Extracted data:
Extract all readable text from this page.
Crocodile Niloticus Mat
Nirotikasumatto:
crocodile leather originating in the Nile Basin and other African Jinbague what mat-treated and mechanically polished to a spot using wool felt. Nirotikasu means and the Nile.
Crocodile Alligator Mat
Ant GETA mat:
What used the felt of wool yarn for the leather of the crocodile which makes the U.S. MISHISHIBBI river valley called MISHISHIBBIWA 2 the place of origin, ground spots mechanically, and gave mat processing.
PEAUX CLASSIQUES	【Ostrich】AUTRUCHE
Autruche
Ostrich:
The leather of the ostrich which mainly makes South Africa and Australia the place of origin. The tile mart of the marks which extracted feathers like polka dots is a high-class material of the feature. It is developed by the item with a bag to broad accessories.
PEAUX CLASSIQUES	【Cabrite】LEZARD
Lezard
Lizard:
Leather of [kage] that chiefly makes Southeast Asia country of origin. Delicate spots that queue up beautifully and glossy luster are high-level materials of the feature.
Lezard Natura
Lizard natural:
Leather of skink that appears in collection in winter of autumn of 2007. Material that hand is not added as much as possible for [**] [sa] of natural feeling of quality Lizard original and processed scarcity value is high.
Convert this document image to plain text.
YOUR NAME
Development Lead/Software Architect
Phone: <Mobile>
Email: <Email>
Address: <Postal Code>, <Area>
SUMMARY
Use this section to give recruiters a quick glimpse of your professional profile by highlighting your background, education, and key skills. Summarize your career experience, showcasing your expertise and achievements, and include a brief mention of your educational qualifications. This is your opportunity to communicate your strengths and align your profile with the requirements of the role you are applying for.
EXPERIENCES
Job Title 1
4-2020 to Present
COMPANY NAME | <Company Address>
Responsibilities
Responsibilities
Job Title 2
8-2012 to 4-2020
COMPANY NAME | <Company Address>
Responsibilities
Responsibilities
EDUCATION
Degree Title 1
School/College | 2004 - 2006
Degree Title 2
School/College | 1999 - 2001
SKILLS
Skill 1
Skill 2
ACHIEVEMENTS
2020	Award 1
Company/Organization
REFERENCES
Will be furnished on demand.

Aim: Pull out each record as written and restate it exactly.

Exercise answer:
Extract all readable text from this page.
Crocodile Niloticus Mat
Nirotikasumatto:
crocodile leather originating in the Nile Basin and other African Jinbague what mat-treated and mechanically polished to a spot using wool felt. Nirotikasu means and the Nile.
Crocodile Alligator Mat
Ant GETA mat:
What used the felt of wool yarn for the leather of the crocodile which makes the U.S. MISHISHIBBI river valley called MISHISHIBBIWA 2 the place of origin, ground spots mechanically, and gave mat processing.
PEAUX CLASSIQUES	【Ostrich】AUTRUCHE
Autruche
Ostrich:
The leather of the ostrich which mainly makes South Africa and Australia the place of origin. The tile mart of the marks which extracted feathers like polka dots is a high-class material of the feature. It is developed by the item with a bag to broad accessories.
PEAUX CLASSIQUES	【Cabrite】LEZARD
Lezard
Lizard:
Leather of [kage] that chiefly makes Southeast Asia country of origin. Delicate spots that queue up beautifully and glossy luster are high-level materials of the feature.
Lezard Natura
Lizard natural:
Leather of skink that appears in collection in winter of autumn of 2007. Material that hand is not added as much as possible for [**] [sa] of natural feeling of quality Lizard original and processed scarcity value is high.
Convert this document image to plain text.
YOUR NAME
Development Lead/Software Architect
Phone: <Mobile>
Email: <Email>
Address: <Postal Code>, <Area>
SUMMARY
Use this section to give recruiters a quick glimpse of your professional profile by highlighting your background, education, and key skills. Summarize your career experience, showcasing your expertise and achievements, and include a brief mention of your educational qualifications. This is your opportunity to communicate your strengths and align your profile with the requirements of the role you are applying for.
EXPERIENCES
Job Title 1
4-2020 to Present
COMPANY NAME | <Company Address>
Responsibilities
Responsibilities
Job Title 2
8-2012 to 4-2020
COMPANY NAME | <Company Address>
Responsibilities
Responsibilities
EDUCATION
Degree Title 1
School/College | 2004 - 2006
Degree Title 2
School/College | 1999 - 2001
SKILLS
Skill 1
Skill 2
ACHIEVEMENTS
2020	Award 1
Company/Organization
REFERENCES
Will be furnished on demand.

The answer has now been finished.